### Requirement:
Extract the data exactly, missing nothing.

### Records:
--

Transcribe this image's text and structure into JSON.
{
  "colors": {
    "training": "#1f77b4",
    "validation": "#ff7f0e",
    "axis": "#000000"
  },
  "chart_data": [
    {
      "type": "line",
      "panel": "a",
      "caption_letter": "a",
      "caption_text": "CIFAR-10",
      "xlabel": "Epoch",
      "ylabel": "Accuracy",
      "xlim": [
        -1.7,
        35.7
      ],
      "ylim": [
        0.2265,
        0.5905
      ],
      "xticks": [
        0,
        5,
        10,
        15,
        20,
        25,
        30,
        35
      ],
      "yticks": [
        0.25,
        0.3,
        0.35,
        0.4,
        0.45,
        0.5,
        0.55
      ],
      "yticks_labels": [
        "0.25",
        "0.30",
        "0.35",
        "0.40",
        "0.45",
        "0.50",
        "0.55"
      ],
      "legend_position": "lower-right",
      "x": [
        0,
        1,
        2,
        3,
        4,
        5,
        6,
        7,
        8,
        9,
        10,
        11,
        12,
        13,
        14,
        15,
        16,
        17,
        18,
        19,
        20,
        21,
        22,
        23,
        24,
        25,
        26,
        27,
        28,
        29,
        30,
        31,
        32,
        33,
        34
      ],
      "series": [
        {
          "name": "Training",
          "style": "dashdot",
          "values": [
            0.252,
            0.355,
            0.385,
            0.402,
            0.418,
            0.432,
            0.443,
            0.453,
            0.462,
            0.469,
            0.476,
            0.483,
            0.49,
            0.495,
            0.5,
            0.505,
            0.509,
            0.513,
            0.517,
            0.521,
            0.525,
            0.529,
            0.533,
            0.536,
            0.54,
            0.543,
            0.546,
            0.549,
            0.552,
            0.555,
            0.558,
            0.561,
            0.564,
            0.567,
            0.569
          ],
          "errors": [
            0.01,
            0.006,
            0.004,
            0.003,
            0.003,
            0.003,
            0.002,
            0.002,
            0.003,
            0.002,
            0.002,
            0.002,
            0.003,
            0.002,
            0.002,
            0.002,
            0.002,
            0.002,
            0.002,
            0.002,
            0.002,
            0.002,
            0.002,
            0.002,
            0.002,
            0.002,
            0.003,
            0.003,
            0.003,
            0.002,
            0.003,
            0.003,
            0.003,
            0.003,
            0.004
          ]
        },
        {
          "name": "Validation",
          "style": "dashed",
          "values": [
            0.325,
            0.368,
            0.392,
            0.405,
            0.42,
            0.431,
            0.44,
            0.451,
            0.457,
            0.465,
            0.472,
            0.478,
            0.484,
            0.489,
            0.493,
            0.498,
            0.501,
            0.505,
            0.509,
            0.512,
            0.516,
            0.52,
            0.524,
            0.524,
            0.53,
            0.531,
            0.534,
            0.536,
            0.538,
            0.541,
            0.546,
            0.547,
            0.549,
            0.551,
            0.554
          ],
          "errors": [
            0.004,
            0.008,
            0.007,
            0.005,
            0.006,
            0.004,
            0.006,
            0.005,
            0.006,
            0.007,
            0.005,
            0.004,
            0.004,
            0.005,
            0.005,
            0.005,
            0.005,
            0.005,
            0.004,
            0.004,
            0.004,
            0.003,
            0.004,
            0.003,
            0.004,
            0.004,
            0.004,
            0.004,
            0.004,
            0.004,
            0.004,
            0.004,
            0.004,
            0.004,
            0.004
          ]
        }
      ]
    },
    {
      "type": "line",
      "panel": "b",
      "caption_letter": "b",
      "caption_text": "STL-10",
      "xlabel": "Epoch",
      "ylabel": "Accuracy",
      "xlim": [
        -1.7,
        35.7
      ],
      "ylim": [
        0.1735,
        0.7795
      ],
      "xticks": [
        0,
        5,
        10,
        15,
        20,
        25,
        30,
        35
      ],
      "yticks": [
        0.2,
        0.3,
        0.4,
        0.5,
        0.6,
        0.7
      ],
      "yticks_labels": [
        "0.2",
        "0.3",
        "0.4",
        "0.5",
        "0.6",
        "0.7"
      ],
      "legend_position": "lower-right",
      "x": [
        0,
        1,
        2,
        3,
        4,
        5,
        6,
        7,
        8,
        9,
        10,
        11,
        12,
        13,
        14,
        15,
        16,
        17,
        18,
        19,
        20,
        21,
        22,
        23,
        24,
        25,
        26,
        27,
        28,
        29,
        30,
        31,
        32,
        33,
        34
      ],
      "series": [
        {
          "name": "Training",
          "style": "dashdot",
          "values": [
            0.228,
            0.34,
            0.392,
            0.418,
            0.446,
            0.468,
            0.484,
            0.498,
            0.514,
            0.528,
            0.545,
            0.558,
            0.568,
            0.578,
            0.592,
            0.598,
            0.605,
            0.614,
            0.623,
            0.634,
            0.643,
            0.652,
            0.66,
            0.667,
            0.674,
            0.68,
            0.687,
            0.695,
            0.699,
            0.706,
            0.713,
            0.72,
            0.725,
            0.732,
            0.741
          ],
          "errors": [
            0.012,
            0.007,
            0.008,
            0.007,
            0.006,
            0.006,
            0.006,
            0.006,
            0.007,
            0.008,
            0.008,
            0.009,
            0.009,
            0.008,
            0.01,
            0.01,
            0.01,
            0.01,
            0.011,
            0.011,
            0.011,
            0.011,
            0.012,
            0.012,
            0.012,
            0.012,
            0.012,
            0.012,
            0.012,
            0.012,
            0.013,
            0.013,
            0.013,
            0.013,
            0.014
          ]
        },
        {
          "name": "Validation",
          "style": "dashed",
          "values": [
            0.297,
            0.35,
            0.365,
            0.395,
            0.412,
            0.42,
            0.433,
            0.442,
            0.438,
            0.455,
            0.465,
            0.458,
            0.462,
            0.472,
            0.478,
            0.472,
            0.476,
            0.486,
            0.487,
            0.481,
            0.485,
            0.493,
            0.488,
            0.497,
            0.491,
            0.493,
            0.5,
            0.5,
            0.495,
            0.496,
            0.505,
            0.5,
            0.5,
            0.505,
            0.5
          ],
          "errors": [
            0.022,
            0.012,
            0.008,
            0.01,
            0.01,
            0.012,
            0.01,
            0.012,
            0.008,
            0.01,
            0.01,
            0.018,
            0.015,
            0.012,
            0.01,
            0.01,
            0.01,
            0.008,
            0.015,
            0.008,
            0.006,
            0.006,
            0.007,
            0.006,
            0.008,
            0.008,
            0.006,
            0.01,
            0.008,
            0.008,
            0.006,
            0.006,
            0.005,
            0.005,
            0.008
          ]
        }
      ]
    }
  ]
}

--

### Answer:
Transcribe this image's text and structure into JSON.
{
  "colors": {
    "training": "#1f77b4",
    "validation": "#ff7f0e",
    "axis": "#000000"
  },
  "chart_data": [
    {
      "type": "line",
      "panel": "a",
      "caption_letter": "a",
      "caption_text": "CIFAR-10",
      "xlabel": "Epoch",
      "ylabel": "Accuracy",
      "xlim": [
        -1.7,
        35.7
      ],
      "ylim": [
        0.2265,
        0.5905
      ],
      "xticks": [
        0,
        5,
        10,
        15,
        20,
        25,
        30,
        35
      ],
      "yticks": [
        0.25,
        0.3,
        0.35,
        0.4,
        0.45,
        0.5,
        0.55
      ],
      "yticks_labels": [
        "0.25",
        "0.30",
        "0.35",
        "0.40",
        "0.45",
        "0.50",
        "0.55"
      ],
      "legend_position": "lower-right",
      "x": [
        0,
        1,
        2,
        3,
        4,
        5,
        6,
        7,
        8,
        9,
        10,
        11,
        12,
        13,
        14,
        15,
        16,
        17,
        18,
        19,
        20,
        21,
        22,
        23,
        24,
        25,
        26,
        27,
        28,
        29,
        30,
        31,
        32,
        33,
        34
      ],
      "series": [
        {
          "name": "Training",
          "style": "dashdot",
          "values": [
            0.252,
            0.355,
            0.385,
            0.402,
            0.418,
            0.432,
            0.443,
            0.453,
            0.462,
            0.469,
            0.476,
            0.483,
            0.49,
            0.495,
            0.5,
            0.505,
            0.509,
            0.513,
            0.517,
            0.521,
            0.525,
            0.529,
            0.533,
            0.536,
            0.54,
            0.543,
            0.546,
            0.549,
            0.552,
            0.555,
            0.558,
            0.561,
            0.564,
            0.567,
            0.569
          ],
          "errors": [
            0.01,
            0.006,
            0.004,
            0.003,
            0.003,
            0.003,
            0.002,
            0.002,
            0.003,
            0.002,
            0.002,
            0.002,
            0.003,
            0.002,
            0.002,
            0.002,
            0.002,
            0.002,
            0.002,
            0.002,
            0.002,
            0.002,
            0.002,
            0.002,
            0.002,
            0.002,
            0.003,
            0.003,
            0.003,
            0.002,
            0.003,
            0.003,
            0.003,
            0.003,
            0.004
          ]
        },
        {
          "name": "Validation",
          "style": "dashed",
          "values": [
            0.325,
            0.368,
            0.392,
            0.405,
            0.42,
            0.431,
            0.44,
            0.451,
            0.457,
            0.465,
            0.472,
            0.478,
            0.484,
            0.489,
            0.493,
            0.498,
            0.501,
            0.505,
            0.509,
            0.512,
            0.516,
            0.52,
            0.524,
            0.524,
            0.53,
            0.531,
            0.534,
            0.536,
            0.538,
            0.541,
            0.546,
            0.547,
            0.549,
            0.551,
            0.554
          ],
          "errors": [
            0.004,
            0.008,
            0.007,
            0.005,
            0.006,
            0.004,
            0.006,
            0.005,
            0.006,
            0.007,
            0.005,
            0.004,
            0.004,
            0.005,
            0.005,
            0.005,
            0.005,
            0.005,
            0.004,
            0.004,
            0.004,
            0.003,
            0.004,
            0.003,
            0.004,
            0.004,
            0.004,
            0.004,
            0.004,
            0.004,
            0.004,
            0.004,
            0.004,
            0.004,
            0.004
          ]
        }
      ]
    },
    {
      "type": "line",
      "panel": "b",
      "caption_letter": "b",
      "caption_text": "STL-10",
      "xlabel": "Epoch",
      "ylabel": "Accuracy",
      "xlim": [
        -1.7,
        35.7
      ],
      "ylim": [
        0.1735,
        0.7795
      ],
      "xticks": [
        0,
        5,
        10,
        15,
        20,
        25,
        30,
        35
      ],
      "yticks": [
        0.2,
        0.3,
        0.4,
        0.5,
        0.6,
        0.7
      ],
      "yticks_labels": [
        "0.2",
        "0.3",
        "0.4",
        "0.5",
        "0.6",
        "0.7"
      ],
      "legend_position": "lower-right",
      "x": [
        0,
        1,
        2,
        3,
        4,
        5,
        6,
        7,
        8,
        9,
        10,
        11,
        12,
        13,
        14,
        15,
        16,
        17,
        18,
        19,
        20,
        21,
        22,
        23,
        24,
        25,
        26,
        27,
        28,
        29,
        30,
        31,
        32,
        33,
        34
      ],
      "series": [
        {
          "name": "Training",
          "style": "dashdot",
          "values": [
            0.228,
            0.34,
            0.392,
            0.418,
            0.446,
            0.468,
            0.484,
            0.498,
            0.514,
            0.528,
            0.545,
            0.558,
            0.568,
            0.578,
            0.592,
            0.598,
            0.605,
            0.614,
            0.623,
            0.634,
            0.643,
            0.652,
            0.66,
            0.667,
            0.674,
            0.68,
            0.687,
            0.695,
            0.699,
            0.706,
            0.713,
            0.72,
            0.725,
            0.732,
            0.741
          ],
          "errors": [
            0.012,
            0.007,
            0.008,
            0.007,
            0.006,
            0.006,
            0.006,
            0.006,
            0.007,
            0.008,
            0.008,
            0.009,
            0.009,
            0.008,
            0.01,
            0.01,
            0.01,
            0.01,
            0.011,
            0.011,
            0.011,
            0.011,
            0.012,
            0.012,
            0.012,
            0.012,
            0.012,
            0.012,
            0.012,
            0.012,
            0.013,
            0.013,
            0.013,
            0.013,
            0.014
          ]
        },
        {
          "name": "Validation",
          "style": "dashed",
          "values": [
            0.297,
            0.35,
            0.365,
            0.395,
            0.412,
            0.42,
            0.433,
            0.442,
            0.438,
            0.455,
            0.465,
            0.458,
            0.462,
            0.472,
            0.478,
            0.472,
            0.476,
            0.486,
            0.487,
            0.481,
            0.485,
            0.493,
            0.488,
            0.497,
            0.491,
            0.493,
            0.5,
            0.5,
            0.495,
            0.496,
            0.505,
            0.5,
            0.5,
            0.505,
            0.5
          ],
          "errors": [
            0.022,
            0.012,
            0.008,
            0.01,
            0.01,
            0.012,
            0.01,
            0.012,
            0.008,
            0.01,
            0.01,
            0.018,
            0.015,
            0.012,
            0.01,
            0.01,
            0.01,
            0.008,
            0.015,
            0.008,
            0.006,
            0.006,
            0.007,
            0.006,
            0.008,
            0.008,
            0.006,
            0.01,
            0.008,
            0.008,
            0.006,
            0.006,
            0.005,
            0.005,
            0.008
          ]
        }
      ]
    }
  ]
}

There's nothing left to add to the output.